(Collected data)
[start]
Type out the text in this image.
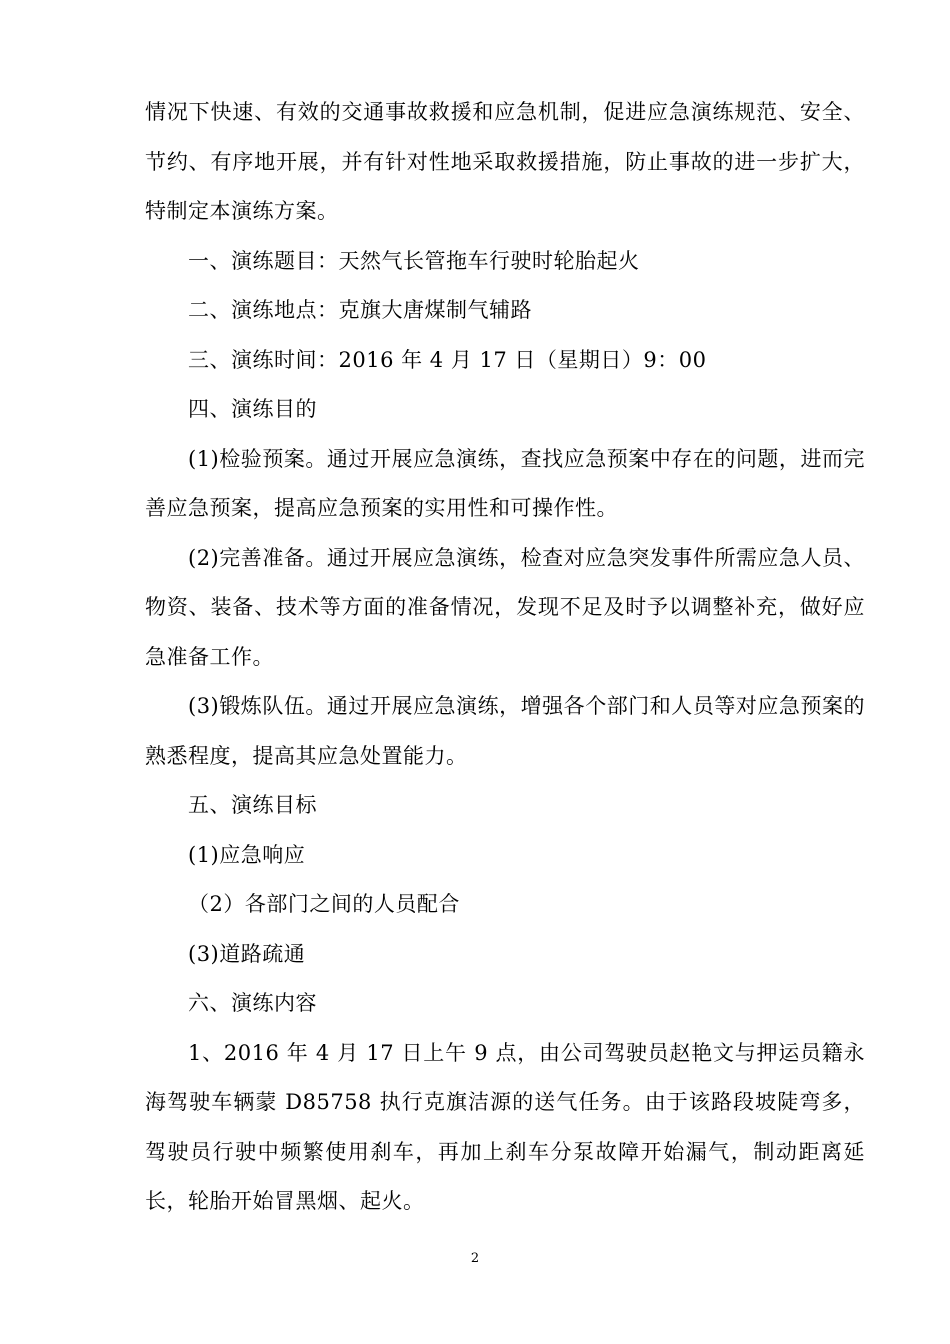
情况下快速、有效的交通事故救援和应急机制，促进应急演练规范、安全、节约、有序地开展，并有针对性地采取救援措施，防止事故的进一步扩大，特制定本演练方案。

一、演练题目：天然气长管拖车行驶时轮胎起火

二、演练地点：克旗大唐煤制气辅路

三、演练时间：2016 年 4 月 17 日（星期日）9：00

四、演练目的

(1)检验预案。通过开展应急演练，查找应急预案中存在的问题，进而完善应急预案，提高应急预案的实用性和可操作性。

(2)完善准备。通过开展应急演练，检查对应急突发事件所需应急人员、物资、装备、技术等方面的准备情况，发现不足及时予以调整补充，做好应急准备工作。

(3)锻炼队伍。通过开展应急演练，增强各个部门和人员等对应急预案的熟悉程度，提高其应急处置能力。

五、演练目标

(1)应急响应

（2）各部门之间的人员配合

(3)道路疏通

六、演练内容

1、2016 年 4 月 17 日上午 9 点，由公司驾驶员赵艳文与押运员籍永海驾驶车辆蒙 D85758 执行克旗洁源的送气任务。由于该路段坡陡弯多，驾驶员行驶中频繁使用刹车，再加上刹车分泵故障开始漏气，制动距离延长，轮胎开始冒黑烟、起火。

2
[end]
[start]
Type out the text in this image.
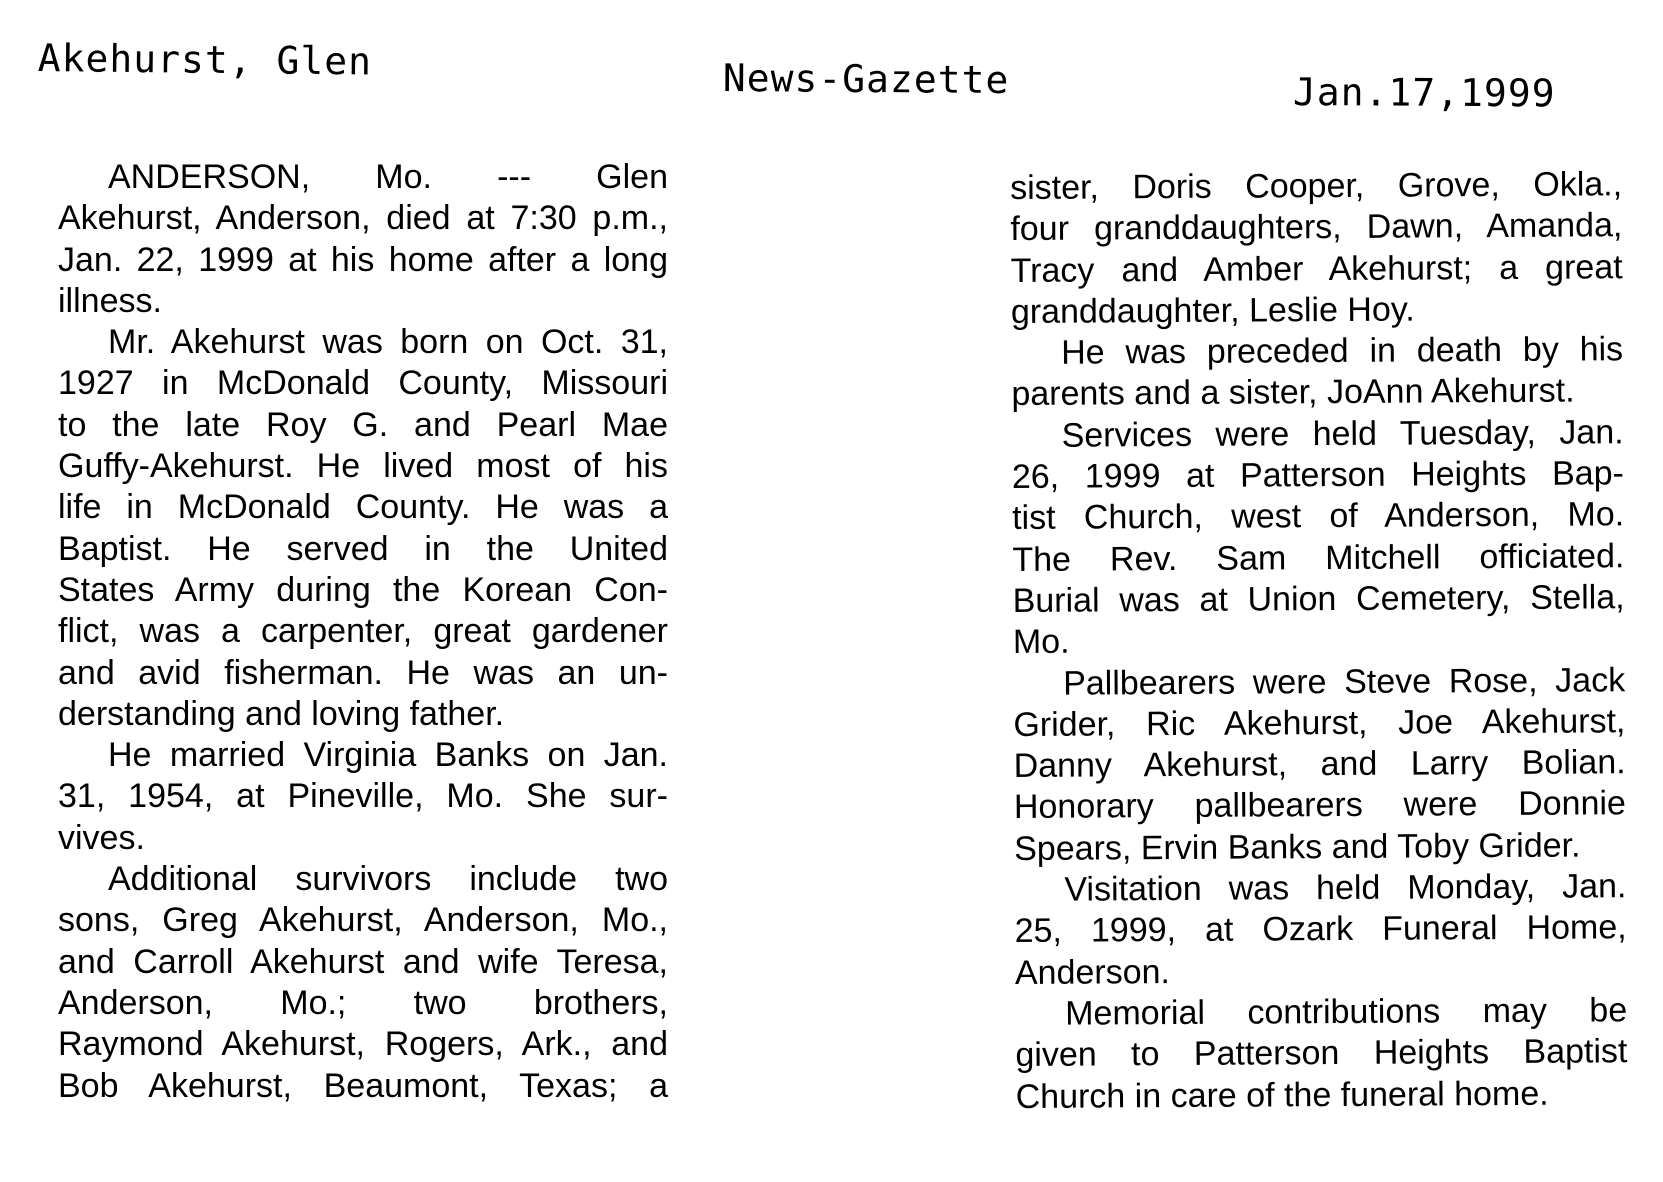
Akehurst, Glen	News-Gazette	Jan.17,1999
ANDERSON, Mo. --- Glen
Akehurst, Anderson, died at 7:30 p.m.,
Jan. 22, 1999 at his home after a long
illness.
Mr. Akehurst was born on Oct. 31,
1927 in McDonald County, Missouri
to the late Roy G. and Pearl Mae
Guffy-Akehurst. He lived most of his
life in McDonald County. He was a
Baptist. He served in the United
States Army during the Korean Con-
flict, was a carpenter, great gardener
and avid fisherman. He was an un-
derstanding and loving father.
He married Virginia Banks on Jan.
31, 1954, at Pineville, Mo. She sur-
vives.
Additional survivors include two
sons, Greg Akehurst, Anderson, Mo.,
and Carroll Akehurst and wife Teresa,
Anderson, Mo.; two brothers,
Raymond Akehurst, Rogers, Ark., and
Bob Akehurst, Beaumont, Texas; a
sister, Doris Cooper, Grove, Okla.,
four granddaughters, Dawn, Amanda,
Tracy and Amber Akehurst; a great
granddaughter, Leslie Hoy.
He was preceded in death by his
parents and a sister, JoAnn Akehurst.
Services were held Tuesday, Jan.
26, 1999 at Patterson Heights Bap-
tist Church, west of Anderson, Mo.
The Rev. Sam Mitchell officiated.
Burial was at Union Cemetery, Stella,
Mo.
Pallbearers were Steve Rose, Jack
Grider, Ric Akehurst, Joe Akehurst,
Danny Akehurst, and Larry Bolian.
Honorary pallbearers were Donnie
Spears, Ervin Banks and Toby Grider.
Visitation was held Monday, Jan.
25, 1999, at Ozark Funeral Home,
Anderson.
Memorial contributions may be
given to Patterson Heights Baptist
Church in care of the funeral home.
[end]
[start]
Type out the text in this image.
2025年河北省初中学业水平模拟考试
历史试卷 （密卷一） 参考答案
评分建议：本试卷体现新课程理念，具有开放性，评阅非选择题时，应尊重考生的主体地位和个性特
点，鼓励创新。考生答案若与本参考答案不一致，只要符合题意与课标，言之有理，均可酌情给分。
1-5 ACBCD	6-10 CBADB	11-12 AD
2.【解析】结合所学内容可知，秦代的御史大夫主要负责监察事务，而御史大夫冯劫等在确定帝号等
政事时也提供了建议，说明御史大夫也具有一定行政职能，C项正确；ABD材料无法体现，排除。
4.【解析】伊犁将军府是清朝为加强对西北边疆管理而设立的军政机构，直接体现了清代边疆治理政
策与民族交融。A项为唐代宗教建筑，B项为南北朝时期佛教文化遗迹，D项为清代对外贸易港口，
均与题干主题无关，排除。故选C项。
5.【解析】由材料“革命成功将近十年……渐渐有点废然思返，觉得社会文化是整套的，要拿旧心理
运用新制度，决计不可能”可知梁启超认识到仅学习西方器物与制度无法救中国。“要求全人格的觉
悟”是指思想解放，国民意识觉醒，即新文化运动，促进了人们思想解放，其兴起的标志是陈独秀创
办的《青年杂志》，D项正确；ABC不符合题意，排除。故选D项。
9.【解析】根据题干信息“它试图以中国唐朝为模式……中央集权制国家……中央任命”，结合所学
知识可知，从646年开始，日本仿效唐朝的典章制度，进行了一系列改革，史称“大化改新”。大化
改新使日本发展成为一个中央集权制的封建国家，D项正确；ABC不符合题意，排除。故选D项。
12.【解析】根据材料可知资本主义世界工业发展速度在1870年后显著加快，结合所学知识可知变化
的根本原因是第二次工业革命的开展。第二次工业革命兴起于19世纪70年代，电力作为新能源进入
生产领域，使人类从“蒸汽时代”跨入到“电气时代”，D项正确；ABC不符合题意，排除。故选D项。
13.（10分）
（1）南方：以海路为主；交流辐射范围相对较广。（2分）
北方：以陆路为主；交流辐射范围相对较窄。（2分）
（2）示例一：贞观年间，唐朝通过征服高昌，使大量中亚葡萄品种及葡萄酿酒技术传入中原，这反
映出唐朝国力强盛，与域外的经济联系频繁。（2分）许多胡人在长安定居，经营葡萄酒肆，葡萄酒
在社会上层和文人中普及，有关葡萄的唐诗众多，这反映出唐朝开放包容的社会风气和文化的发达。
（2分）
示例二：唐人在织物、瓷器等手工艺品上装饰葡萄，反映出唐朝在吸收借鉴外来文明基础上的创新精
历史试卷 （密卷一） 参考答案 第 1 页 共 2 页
[end]
-- EXERCISE --
Find each line holding the word "Patterson" and copy it.

-- REPLY TO THE EXERCISE --
26, 1999 at Patterson Heights Bap-
given to Patterson Heights Baptist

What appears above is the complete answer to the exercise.